- **Exercise aim**:
Copy each line below that includes "visible".
<<<<
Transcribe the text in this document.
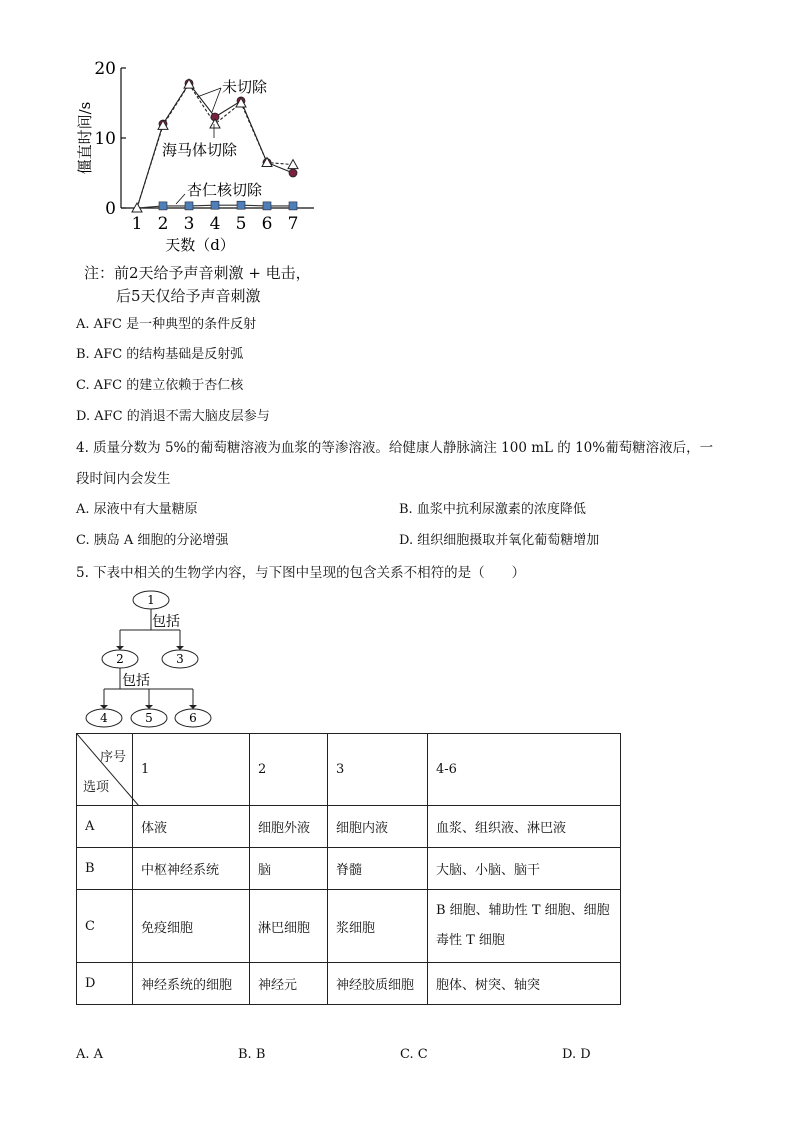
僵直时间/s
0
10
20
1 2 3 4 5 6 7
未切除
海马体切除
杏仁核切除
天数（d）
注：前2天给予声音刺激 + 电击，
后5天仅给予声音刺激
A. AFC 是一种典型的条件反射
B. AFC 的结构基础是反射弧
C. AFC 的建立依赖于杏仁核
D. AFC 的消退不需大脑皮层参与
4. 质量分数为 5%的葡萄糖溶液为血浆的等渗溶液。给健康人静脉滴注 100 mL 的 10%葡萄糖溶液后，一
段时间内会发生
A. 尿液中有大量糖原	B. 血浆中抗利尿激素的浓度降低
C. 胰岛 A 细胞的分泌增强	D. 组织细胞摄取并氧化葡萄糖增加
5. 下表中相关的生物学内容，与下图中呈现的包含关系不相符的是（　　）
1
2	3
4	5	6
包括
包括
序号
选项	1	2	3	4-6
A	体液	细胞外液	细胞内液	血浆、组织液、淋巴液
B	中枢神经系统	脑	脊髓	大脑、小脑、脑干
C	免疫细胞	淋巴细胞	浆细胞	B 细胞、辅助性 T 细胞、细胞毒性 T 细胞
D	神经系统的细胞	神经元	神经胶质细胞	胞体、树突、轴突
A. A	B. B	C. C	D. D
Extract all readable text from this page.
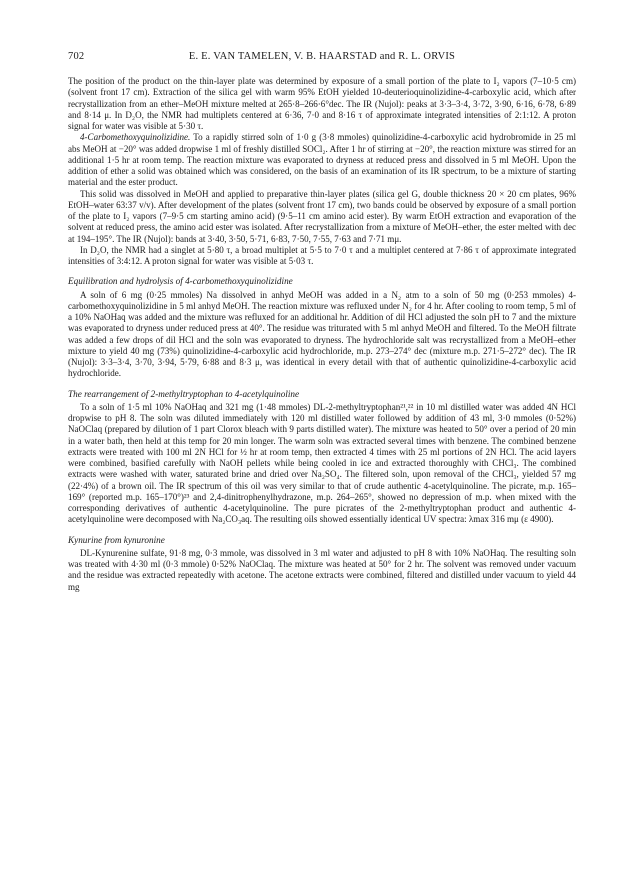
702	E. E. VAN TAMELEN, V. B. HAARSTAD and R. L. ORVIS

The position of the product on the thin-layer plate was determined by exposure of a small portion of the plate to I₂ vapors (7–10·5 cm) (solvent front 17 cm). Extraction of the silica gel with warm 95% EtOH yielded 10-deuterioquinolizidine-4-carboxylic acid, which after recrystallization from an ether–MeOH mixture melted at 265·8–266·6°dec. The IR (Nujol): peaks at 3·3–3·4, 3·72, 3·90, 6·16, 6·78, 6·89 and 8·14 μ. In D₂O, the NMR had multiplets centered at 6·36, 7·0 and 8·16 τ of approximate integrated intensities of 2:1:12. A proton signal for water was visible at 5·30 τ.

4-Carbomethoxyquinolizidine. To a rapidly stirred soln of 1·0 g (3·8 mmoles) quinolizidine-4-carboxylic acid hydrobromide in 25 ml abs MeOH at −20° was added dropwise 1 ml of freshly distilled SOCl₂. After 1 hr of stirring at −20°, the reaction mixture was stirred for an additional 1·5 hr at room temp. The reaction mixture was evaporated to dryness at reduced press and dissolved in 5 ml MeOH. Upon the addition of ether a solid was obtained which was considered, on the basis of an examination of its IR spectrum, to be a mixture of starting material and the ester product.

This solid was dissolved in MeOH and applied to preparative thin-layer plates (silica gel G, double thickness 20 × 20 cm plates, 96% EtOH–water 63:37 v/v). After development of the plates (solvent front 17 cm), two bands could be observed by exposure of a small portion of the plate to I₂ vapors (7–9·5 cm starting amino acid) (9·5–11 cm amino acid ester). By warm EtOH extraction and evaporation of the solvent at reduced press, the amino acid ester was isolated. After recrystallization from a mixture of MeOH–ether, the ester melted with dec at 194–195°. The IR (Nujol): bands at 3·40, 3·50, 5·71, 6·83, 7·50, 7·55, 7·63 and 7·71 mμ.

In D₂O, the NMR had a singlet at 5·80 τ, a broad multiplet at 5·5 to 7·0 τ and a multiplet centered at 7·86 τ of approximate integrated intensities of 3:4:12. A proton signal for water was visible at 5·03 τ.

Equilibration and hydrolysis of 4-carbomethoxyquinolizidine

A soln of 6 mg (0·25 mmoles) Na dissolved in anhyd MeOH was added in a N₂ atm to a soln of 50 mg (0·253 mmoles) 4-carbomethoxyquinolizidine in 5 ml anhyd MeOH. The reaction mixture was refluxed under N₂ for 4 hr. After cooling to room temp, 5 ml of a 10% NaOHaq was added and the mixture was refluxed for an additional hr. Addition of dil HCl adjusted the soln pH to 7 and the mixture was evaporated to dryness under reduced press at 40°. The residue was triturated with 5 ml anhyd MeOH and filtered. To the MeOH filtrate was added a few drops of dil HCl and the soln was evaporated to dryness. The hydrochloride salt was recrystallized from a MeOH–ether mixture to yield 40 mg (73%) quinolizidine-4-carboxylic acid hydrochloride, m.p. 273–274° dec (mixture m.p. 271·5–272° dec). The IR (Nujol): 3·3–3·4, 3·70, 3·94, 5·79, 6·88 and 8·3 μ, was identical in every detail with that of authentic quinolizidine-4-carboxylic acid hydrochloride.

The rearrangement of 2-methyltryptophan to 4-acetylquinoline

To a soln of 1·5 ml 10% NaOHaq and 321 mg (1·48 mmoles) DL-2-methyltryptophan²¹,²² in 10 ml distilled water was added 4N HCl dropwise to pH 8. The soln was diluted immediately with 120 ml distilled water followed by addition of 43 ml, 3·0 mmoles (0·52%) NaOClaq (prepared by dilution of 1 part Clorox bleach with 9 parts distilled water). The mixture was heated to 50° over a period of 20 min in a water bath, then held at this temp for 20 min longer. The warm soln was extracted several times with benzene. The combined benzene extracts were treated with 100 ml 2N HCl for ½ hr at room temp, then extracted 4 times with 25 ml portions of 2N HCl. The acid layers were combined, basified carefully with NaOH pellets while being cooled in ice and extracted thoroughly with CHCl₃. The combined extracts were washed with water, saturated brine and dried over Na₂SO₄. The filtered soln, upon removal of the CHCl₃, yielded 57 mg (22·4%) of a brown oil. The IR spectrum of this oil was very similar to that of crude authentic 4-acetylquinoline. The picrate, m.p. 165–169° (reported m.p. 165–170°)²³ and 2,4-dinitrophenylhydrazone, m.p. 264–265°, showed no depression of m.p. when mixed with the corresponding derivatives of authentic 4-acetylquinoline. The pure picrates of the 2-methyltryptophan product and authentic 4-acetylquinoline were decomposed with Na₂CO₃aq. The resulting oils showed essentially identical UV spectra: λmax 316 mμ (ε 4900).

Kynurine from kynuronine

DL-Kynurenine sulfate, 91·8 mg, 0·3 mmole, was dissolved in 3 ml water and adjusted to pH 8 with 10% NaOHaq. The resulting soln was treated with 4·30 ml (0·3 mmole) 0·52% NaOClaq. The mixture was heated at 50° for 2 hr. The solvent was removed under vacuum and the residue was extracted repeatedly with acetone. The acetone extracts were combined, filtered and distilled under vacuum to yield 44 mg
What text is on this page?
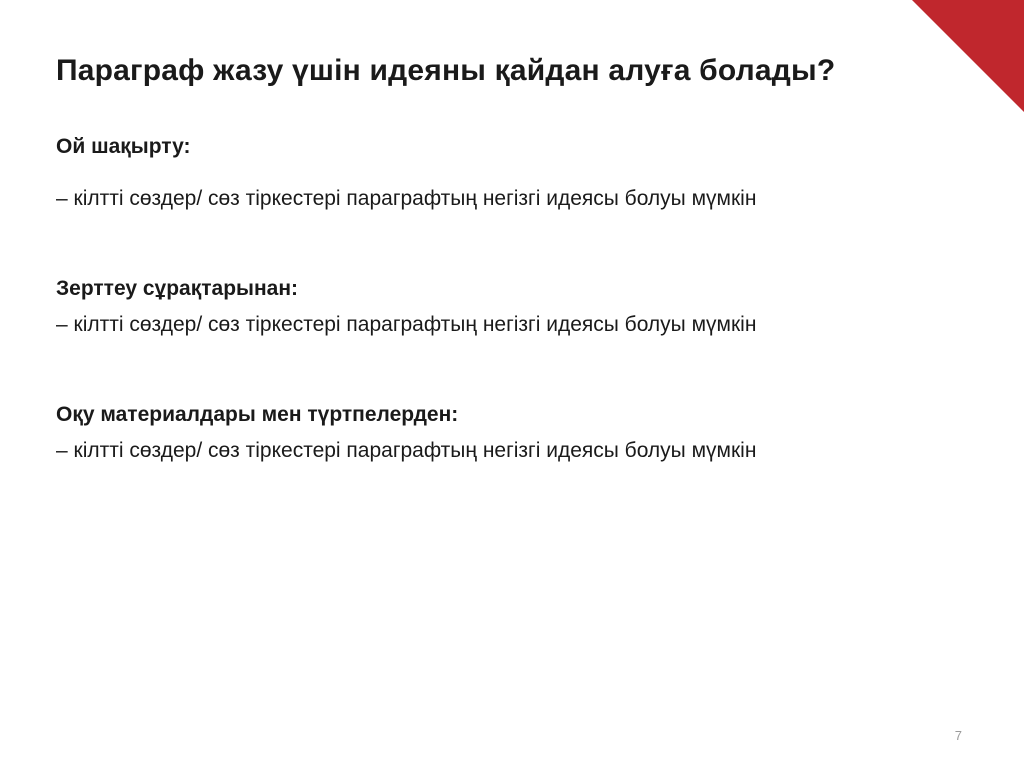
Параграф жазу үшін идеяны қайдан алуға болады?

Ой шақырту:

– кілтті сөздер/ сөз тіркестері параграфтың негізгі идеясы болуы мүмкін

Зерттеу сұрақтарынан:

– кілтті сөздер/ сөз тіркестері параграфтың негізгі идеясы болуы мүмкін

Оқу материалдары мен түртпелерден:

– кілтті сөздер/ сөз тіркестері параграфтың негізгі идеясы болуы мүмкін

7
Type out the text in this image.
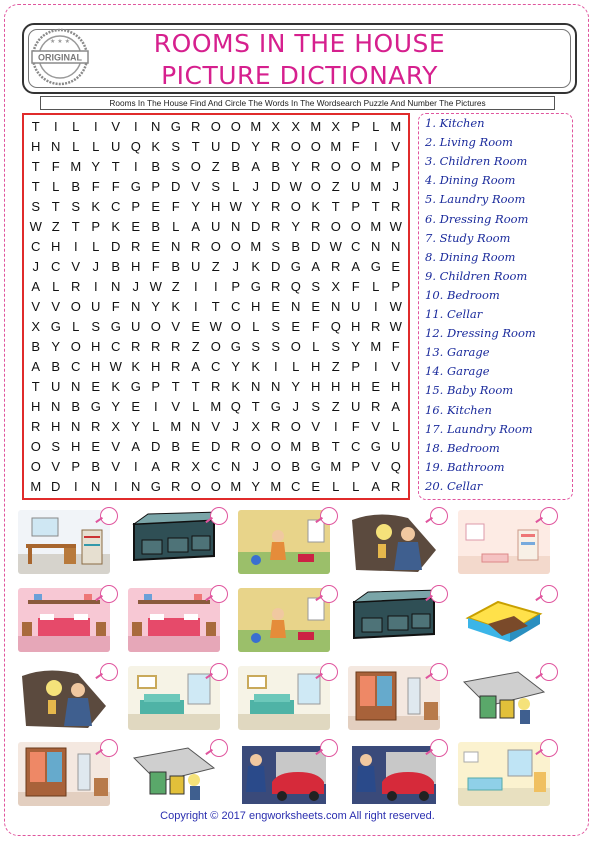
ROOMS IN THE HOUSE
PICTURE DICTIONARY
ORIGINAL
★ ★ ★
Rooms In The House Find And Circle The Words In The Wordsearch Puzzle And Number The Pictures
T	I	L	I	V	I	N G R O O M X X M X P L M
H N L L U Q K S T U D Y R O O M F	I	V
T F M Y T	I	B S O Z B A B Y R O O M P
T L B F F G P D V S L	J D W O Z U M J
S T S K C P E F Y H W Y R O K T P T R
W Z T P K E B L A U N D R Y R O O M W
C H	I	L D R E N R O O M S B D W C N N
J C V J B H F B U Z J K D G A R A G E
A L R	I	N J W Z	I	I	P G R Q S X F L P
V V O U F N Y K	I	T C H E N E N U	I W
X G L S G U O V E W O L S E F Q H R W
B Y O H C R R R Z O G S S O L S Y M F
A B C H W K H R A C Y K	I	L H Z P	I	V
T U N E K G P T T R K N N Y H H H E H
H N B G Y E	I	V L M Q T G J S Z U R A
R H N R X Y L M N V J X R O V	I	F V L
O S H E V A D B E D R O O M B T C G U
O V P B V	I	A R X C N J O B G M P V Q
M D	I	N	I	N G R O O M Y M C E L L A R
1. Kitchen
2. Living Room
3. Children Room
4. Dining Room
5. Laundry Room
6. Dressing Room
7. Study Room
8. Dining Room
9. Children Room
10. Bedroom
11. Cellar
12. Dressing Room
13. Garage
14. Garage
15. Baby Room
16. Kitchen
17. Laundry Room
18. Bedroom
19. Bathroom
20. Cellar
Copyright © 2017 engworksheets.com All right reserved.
>>>>
- **Task result**:
The position of the product on the thin-layer plate was determined by exposure of a small portion of the plate to I₂ vapors (7–10·5 cm) (solvent front 17 cm). Extraction of the silica gel with warm 95% EtOH yielded 10-deuterioquinolizidine-4-carboxylic acid, which after recrystallization from an ether–MeOH mixture melted at 265·8–266·6°dec. The IR (Nujol): peaks at 3·3–3·4, 3·72, 3·90, 6·16, 6·78, 6·89 and 8·14 μ. In D₂O, the NMR had multiplets centered at 6·36, 7·0 and 8·16 τ of approximate integrated intensities of 2:1:12. A proton signal for water was visible at 5·30 τ.
In D₂O, the NMR had a singlet at 5·80 τ, a broad multiplet at 5·5 to 7·0 τ and a multiplet centered at 7·86 τ of approximate integrated intensities of 3:4:12. A proton signal for water was visible at 5·03 τ.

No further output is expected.